## What is asked
Give the entries again, word for word.

## Materials provided
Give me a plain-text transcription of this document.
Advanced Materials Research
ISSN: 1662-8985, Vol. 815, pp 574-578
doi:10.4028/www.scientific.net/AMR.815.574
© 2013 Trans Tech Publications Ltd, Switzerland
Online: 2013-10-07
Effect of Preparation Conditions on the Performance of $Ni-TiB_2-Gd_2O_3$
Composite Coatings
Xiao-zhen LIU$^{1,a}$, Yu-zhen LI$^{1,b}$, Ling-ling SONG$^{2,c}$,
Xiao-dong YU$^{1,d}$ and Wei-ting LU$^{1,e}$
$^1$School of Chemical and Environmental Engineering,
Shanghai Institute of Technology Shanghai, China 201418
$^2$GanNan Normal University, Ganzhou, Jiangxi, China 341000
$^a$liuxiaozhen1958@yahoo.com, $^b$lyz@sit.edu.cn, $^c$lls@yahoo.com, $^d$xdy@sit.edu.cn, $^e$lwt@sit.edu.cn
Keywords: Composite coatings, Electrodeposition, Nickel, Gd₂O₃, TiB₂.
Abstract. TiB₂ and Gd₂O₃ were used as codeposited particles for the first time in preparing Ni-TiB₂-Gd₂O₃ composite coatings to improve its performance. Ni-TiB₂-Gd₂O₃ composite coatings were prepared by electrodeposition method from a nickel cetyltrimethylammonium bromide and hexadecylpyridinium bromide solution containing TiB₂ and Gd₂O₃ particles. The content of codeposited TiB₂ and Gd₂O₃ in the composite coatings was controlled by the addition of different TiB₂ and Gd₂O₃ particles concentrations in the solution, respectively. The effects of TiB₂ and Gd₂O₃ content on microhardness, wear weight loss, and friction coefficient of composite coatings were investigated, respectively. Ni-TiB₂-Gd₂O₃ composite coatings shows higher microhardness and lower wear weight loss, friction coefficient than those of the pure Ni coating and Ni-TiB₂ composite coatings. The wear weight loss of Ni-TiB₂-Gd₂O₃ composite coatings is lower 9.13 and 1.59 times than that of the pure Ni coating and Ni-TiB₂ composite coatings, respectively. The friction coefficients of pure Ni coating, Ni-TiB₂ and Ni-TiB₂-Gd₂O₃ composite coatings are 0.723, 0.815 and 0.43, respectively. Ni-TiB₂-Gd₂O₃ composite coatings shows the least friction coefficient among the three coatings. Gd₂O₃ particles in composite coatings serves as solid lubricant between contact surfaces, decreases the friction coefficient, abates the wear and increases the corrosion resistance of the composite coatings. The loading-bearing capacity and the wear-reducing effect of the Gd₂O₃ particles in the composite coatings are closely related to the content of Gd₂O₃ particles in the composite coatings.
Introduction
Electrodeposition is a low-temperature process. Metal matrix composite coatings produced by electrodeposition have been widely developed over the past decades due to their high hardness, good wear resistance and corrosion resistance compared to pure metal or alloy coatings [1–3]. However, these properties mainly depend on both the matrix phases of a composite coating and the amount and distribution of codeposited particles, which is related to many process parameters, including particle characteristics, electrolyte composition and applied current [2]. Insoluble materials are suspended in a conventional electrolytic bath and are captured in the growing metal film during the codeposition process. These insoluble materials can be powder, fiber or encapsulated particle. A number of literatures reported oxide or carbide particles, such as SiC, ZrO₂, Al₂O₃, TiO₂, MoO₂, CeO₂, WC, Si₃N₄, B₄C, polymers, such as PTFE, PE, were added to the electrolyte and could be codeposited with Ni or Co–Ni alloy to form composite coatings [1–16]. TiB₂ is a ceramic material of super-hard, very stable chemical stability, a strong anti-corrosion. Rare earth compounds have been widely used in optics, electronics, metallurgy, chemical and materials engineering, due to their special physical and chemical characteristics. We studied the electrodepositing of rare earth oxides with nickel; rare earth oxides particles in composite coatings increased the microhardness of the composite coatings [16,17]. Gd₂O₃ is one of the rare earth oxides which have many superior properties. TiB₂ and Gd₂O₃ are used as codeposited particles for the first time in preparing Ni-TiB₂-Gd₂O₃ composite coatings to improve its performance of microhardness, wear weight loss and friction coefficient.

## Answer for the task
Give me a plain-text transcription of this document.
Advanced Materials Research
ISSN: 1662-8985, Vol. 815, pp 574-578
doi:10.4028/www.scientific.net/AMR.815.574
© 2013 Trans Tech Publications Ltd, Switzerland
Online: 2013-10-07
Effect of Preparation Conditions on the Performance of $Ni-TiB_2-Gd_2O_3$
Composite Coatings
Xiao-zhen LIU$^{1,a}$, Yu-zhen LI$^{1,b}$, Ling-ling SONG$^{2,c}$,
Xiao-dong YU$^{1,d}$ and Wei-ting LU$^{1,e}$
$^1$School of Chemical and Environmental Engineering,
Shanghai Institute of Technology Shanghai, China 201418
$^2$GanNan Normal University, Ganzhou, Jiangxi, China 341000
$^a$liuxiaozhen1958@yahoo.com, $^b$lyz@sit.edu.cn, $^c$lls@yahoo.com, $^d$xdy@sit.edu.cn, $^e$lwt@sit.edu.cn
Keywords: Composite coatings, Electrodeposition, Nickel, Gd₂O₃, TiB₂.
Abstract. TiB₂ and Gd₂O₃ were used as codeposited particles for the first time in preparing Ni-TiB₂-Gd₂O₃ composite coatings to improve its performance. Ni-TiB₂-Gd₂O₃ composite coatings were prepared by electrodeposition method from a nickel cetyltrimethylammonium bromide and hexadecylpyridinium bromide solution containing TiB₂ and Gd₂O₃ particles. The content of codeposited TiB₂ and Gd₂O₃ in the composite coatings was controlled by the addition of different TiB₂ and Gd₂O₃ particles concentrations in the solution, respectively. The effects of TiB₂ and Gd₂O₃ content on microhardness, wear weight loss, and friction coefficient of composite coatings were investigated, respectively. Ni-TiB₂-Gd₂O₃ composite coatings shows higher microhardness and lower wear weight loss, friction coefficient than those of the pure Ni coating and Ni-TiB₂ composite coatings. The wear weight loss of Ni-TiB₂-Gd₂O₃ composite coatings is lower 9.13 and 1.59 times than that of the pure Ni coating and Ni-TiB₂ composite coatings, respectively. The friction coefficients of pure Ni coating, Ni-TiB₂ and Ni-TiB₂-Gd₂O₃ composite coatings are 0.723, 0.815 and 0.43, respectively. Ni-TiB₂-Gd₂O₃ composite coatings shows the least friction coefficient among the three coatings. Gd₂O₃ particles in composite coatings serves as solid lubricant between contact surfaces, decreases the friction coefficient, abates the wear and increases the corrosion resistance of the composite coatings. The loading-bearing capacity and the wear-reducing effect of the Gd₂O₃ particles in the composite coatings are closely related to the content of Gd₂O₃ particles in the composite coatings.
Introduction
Electrodeposition is a low-temperature process. Metal matrix composite coatings produced by electrodeposition have been widely developed over the past decades due to their high hardness, good wear resistance and corrosion resistance compared to pure metal or alloy coatings [1–3]. However, these properties mainly depend on both the matrix phases of a composite coating and the amount and distribution of codeposited particles, which is related to many process parameters, including particle characteristics, electrolyte composition and applied current [2]. Insoluble materials are suspended in a conventional electrolytic bath and are captured in the growing metal film during the codeposition process. These insoluble materials can be powder, fiber or encapsulated particle. A number of literatures reported oxide or carbide particles, such as SiC, ZrO₂, Al₂O₃, TiO₂, MoO₂, CeO₂, WC, Si₃N₄, B₄C, polymers, such as PTFE, PE, were added to the electrolyte and could be codeposited with Ni or Co–Ni alloy to form composite coatings [1–16]. TiB₂ is a ceramic material of super-hard, very stable chemical stability, a strong anti-corrosion. Rare earth compounds have been widely used in optics, electronics, metallurgy, chemical and materials engineering, due to their special physical and chemical characteristics. We studied the electrodepositing of rare earth oxides with nickel; rare earth oxides particles in composite coatings increased the microhardness of the composite coatings [16,17]. Gd₂O₃ is one of the rare earth oxides which have many superior properties. TiB₂ and Gd₂O₃ are used as codeposited particles for the first time in preparing Ni-TiB₂-Gd₂O₃ composite coatings to improve its performance of microhardness, wear weight loss and friction coefficient.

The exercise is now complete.